_WORK REQUIRED:_
Pull out every line with the word "完成年初预算的".

Recorded data:
■ ■ ■ ■

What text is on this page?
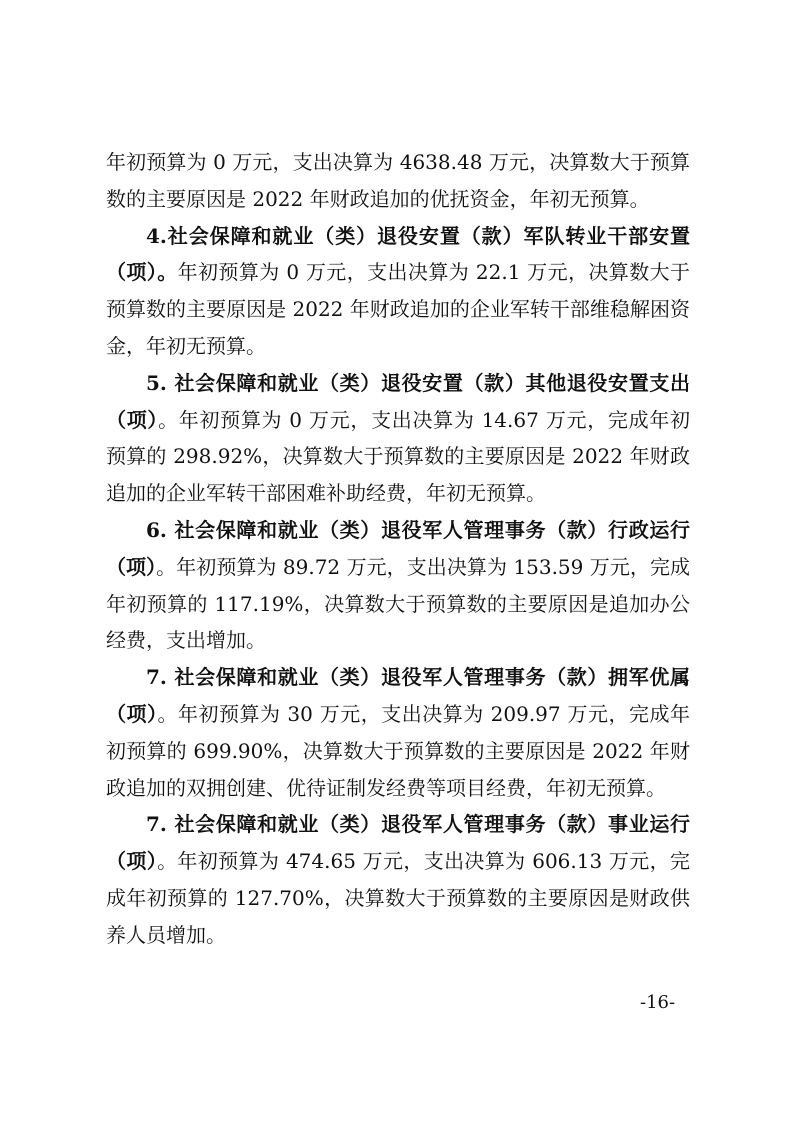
年初预算为 0 万元，支出决算为 4638.48 万元，决算数大于预算数的主要原因是 2022 年财政追加的优抚资金，年初无预算。

4.社会保障和就业（类）退役安置（款）军队转业干部安置（项）。年初预算为 0 万元，支出决算为 22.1 万元，决算数大于预算数的主要原因是 2022 年财政追加的企业军转干部维稳解困资金，年初无预算。

5. 社会保障和就业（类）退役安置（款）其他退役安置支出（项）。年初预算为 0 万元，支出决算为 14.67 万元，完成年初预算的 298.92%，决算数大于预算数的主要原因是 2022 年财政追加的企业军转干部困难补助经费，年初无预算。

6. 社会保障和就业（类）退役军人管理事务（款）行政运行（项）。年初预算为 89.72 万元，支出决算为 153.59 万元，完成年初预算的 117.19%，决算数大于预算数的主要原因是追加办公经费，支出增加。

7. 社会保障和就业（类）退役军人管理事务（款）拥军优属（项）。年初预算为 30 万元，支出决算为 209.97 万元，完成年初预算的 699.90%，决算数大于预算数的主要原因是 2022 年财政追加的双拥创建、优待证制发经费等项目经费，年初无预算。

7. 社会保障和就业（类）退役军人管理事务（款）事业运行（项）。年初预算为 474.65 万元，支出决算为 606.13 万元，完成年初预算的 127.70%，决算数大于预算数的主要原因是财政供养人员增加。

-16-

■ ■ ■ ■

_CORRECT OUTPUT:_
5. 社会保障和就业（类）退役安置（款）其他退役安置支出（项）。年初预算为 0 万元，支出决算为 14.67 万元，完成年初预算的 298.92%，决算数大于预算数的主要原因是 2022 年财政追加的企业军转干部困难补助经费，年初无预算。
6. 社会保障和就业（类）退役军人管理事务（款）行政运行（项）。年初预算为 89.72 万元，支出决算为 153.59 万元，完成年初预算的 117.19%，决算数大于预算数的主要原因是追加办公经费，支出增加。
7. 社会保障和就业（类）退役军人管理事务（款）拥军优属（项）。年初预算为 30 万元，支出决算为 209.97 万元，完成年初预算的 699.90%，决算数大于预算数的主要原因是 2022 年财政追加的双拥创建、优待证制发经费等项目经费，年初无预算。
7. 社会保障和就业（类）退役军人管理事务（款）事业运行（项）。年初预算为 474.65 万元，支出决算为 606.13 万元，完成年初预算的 127.70%，决算数大于预算数的主要原因是财政供养人员增加。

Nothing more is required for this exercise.